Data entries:
>> START

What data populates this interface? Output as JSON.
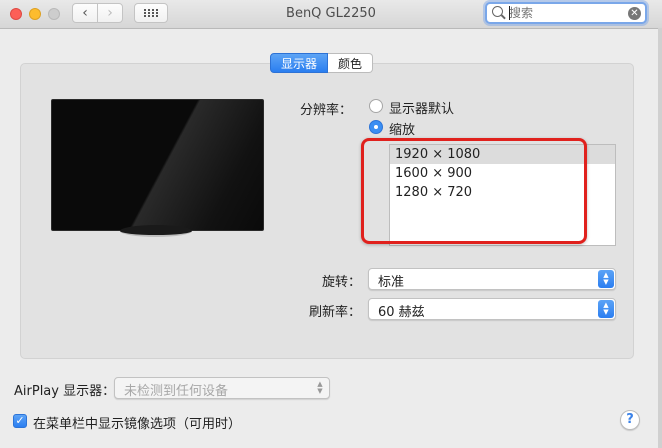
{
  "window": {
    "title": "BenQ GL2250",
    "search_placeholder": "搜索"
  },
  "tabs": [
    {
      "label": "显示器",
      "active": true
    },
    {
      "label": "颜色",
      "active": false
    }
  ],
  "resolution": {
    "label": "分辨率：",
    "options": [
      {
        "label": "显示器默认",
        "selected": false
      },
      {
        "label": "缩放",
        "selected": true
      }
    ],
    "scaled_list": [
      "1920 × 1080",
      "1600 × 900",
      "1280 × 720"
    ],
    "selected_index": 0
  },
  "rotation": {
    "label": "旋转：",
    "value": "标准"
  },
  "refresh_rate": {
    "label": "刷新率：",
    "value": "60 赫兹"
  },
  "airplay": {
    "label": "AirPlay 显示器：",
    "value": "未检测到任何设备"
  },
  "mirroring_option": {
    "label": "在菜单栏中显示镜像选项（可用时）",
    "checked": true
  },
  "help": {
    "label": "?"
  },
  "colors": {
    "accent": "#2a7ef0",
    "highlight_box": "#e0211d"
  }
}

>> END

* [Your task]:
Among the entries above, how many lines hold the string "label"? Respond with nothing but the number.

* [Answer to this problem]:
10